**Problem details:** Reproduce all of the data word for word.

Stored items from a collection

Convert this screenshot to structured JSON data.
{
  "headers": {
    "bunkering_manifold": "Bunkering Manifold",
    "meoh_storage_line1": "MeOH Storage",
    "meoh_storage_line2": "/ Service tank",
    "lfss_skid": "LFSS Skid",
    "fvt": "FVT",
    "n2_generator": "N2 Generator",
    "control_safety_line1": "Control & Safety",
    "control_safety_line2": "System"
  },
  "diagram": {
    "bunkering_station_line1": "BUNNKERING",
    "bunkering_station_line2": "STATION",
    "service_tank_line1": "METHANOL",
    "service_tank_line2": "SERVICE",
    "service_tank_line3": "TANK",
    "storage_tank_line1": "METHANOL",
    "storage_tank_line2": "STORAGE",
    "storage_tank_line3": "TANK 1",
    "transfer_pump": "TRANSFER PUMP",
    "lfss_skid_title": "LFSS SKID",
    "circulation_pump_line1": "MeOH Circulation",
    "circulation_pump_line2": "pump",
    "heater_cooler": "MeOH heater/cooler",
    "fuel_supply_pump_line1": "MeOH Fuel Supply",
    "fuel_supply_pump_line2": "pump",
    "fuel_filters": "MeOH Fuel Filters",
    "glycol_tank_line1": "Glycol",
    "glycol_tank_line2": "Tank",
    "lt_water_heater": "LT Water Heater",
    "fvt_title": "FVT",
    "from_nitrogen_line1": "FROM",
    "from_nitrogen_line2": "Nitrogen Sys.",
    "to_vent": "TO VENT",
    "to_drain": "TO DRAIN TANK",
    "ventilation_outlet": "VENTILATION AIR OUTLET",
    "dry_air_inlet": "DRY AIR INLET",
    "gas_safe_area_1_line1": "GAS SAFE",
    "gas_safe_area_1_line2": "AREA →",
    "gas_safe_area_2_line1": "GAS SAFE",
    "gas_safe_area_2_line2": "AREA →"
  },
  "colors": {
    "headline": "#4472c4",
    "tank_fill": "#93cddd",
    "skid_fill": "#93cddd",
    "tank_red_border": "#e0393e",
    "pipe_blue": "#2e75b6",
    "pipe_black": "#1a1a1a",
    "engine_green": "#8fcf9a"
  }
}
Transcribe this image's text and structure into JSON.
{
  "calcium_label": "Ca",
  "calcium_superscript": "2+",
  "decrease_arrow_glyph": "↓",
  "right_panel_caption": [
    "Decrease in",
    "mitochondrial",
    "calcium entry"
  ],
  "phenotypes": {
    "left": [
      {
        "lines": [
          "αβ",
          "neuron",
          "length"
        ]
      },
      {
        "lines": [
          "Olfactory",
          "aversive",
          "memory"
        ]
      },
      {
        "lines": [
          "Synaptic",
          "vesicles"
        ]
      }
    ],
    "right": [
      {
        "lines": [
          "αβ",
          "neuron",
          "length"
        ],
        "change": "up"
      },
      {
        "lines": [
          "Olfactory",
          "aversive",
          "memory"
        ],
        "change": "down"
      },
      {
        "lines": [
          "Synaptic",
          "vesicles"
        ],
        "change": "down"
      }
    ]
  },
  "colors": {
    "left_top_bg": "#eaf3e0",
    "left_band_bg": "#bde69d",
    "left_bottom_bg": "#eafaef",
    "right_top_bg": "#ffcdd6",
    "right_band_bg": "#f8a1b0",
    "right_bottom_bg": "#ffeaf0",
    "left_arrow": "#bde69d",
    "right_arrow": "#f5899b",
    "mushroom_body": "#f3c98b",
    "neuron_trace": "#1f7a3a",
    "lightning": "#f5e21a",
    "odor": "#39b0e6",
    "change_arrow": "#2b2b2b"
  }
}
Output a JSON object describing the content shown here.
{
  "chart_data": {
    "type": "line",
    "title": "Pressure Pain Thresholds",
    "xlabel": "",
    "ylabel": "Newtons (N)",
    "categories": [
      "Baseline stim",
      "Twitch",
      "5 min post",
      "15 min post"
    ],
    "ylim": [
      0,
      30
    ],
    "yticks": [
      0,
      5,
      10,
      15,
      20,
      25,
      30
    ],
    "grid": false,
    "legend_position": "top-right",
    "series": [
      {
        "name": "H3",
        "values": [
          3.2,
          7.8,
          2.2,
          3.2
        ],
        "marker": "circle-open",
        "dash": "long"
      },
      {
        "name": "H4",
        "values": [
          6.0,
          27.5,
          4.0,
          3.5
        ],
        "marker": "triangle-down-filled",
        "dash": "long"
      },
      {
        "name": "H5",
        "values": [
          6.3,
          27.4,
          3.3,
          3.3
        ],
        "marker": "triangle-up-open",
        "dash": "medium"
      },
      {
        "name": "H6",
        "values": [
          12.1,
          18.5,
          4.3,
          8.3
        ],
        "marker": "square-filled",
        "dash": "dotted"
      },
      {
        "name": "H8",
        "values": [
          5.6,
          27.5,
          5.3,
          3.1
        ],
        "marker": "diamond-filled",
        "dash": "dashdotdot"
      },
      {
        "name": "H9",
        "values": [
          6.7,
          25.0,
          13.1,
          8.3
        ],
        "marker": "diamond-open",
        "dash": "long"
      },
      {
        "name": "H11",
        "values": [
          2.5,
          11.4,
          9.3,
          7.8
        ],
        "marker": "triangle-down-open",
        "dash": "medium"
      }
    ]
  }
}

**Output below:**
Convert this screenshot to structured JSON data.
{
  "headers": {
    "bunkering_manifold": "Bunkering Manifold",
    "meoh_storage_line1": "MeOH Storage",
    "meoh_storage_line2": "/ Service tank",
    "lfss_skid": "LFSS Skid",
    "fvt": "FVT",
    "n2_generator": "N2 Generator",
    "control_safety_line1": "Control & Safety",
    "control_safety_line2": "System"
  },
  "diagram": {
    "bunkering_station_line1": "BUNNKERING",
    "bunkering_station_line2": "STATION",
    "service_tank_line1": "METHANOL",
    "service_tank_line2": "SERVICE",
    "service_tank_line3": "TANK",
    "storage_tank_line1": "METHANOL",
    "storage_tank_line2": "STORAGE",
    "storage_tank_line3": "TANK 1",
    "transfer_pump": "TRANSFER PUMP",
    "lfss_skid_title": "LFSS SKID",
    "circulation_pump_line1": "MeOH Circulation",
    "circulation_pump_line2": "pump",
    "heater_cooler": "MeOH heater/cooler",
    "fuel_supply_pump_line1": "MeOH Fuel Supply",
    "fuel_supply_pump_line2": "pump",
    "fuel_filters": "MeOH Fuel Filters",
    "glycol_tank_line1": "Glycol",
    "glycol_tank_line2": "Tank",
    "lt_water_heater": "LT Water Heater",
    "fvt_title": "FVT",
    "from_nitrogen_line1": "FROM",
    "from_nitrogen_line2": "Nitrogen Sys.",
    "to_vent": "TO VENT",
    "to_drain": "TO DRAIN TANK",
    "ventilation_outlet": "VENTILATION AIR OUTLET",
    "dry_air_inlet": "DRY AIR INLET",
    "gas_safe_area_1_line1": "GAS SAFE",
    "gas_safe_area_1_line2": "AREA →",
    "gas_safe_area_2_line1": "GAS SAFE",
    "gas_safe_area_2_line2": "AREA →"
  },
  "colors": {
    "headline": "#4472c4",
    "tank_fill": "#93cddd",
    "skid_fill": "#93cddd",
    "tank_red_border": "#e0393e",
    "pipe_blue": "#2e75b6",
    "pipe_black": "#1a1a1a",
    "engine_green": "#8fcf9a"
  }
}
Transcribe this image's text and structure into JSON.
{
  "calcium_label": "Ca",
  "calcium_superscript": "2+",
  "decrease_arrow_glyph": "↓",
  "right_panel_caption": [
    "Decrease in",
    "mitochondrial",
    "calcium entry"
  ],
  "phenotypes": {
    "left": [
      {
        "lines": [
          "αβ",
          "neuron",
          "length"
        ]
      },
      {
        "lines": [
          "Olfactory",
          "aversive",
          "memory"
        ]
      },
      {
        "lines": [
          "Synaptic",
          "vesicles"
        ]
      }
    ],
    "right": [
      {
        "lines": [
          "αβ",
          "neuron",
          "length"
        ],
        "change": "up"
      },
      {
        "lines": [
          "Olfactory",
          "aversive",
          "memory"
        ],
        "change": "down"
      },
      {
        "lines": [
          "Synaptic",
          "vesicles"
        ],
        "change": "down"
      }
    ]
  },
  "colors": {
    "left_top_bg": "#eaf3e0",
    "left_band_bg": "#bde69d",
    "left_bottom_bg": "#eafaef",
    "right_top_bg": "#ffcdd6",
    "right_band_bg": "#f8a1b0",
    "right_bottom_bg": "#ffeaf0",
    "left_arrow": "#bde69d",
    "right_arrow": "#f5899b",
    "mushroom_body": "#f3c98b",
    "neuron_trace": "#1f7a3a",
    "lightning": "#f5e21a",
    "odor": "#39b0e6",
    "change_arrow": "#2b2b2b"
  }
}
Output a JSON object describing the content shown here.
{
  "chart_data": {
    "type": "line",
    "title": "Pressure Pain Thresholds",
    "xlabel": "",
    "ylabel": "Newtons (N)",
    "categories": [
      "Baseline stim",
      "Twitch",
      "5 min post",
      "15 min post"
    ],
    "ylim": [
      0,
      30
    ],
    "yticks": [
      0,
      5,
      10,
      15,
      20,
      25,
      30
    ],
    "grid": false,
    "legend_position": "top-right",
    "series": [
      {
        "name": "H3",
        "values": [
          3.2,
          7.8,
          2.2,
          3.2
        ],
        "marker": "circle-open",
        "dash": "long"
      },
      {
        "name": "H4",
        "values": [
          6.0,
          27.5,
          4.0,
          3.5
        ],
        "marker": "triangle-down-filled",
        "dash": "long"
      },
      {
        "name": "H5",
        "values": [
          6.3,
          27.4,
          3.3,
          3.3
        ],
        "marker": "triangle-up-open",
        "dash": "medium"
      },
      {
        "name": "H6",
        "values": [
          12.1,
          18.5,
          4.3,
          8.3
        ],
        "marker": "square-filled",
        "dash": "dotted"
      },
      {
        "name": "H8",
        "values": [
          5.6,
          27.5,
          5.3,
          3.1
        ],
        "marker": "diamond-filled",
        "dash": "dashdotdot"
      },
      {
        "name": "H9",
        "values": [
          6.7,
          25.0,
          13.1,
          8.3
        ],
        "marker": "diamond-open",
        "dash": "long"
      },
      {
        "name": "H11",
        "values": [
          2.5,
          11.4,
          9.3,
          7.8
        ],
        "marker": "triangle-down-open",
        "dash": "medium"
      }
    ]
  }
}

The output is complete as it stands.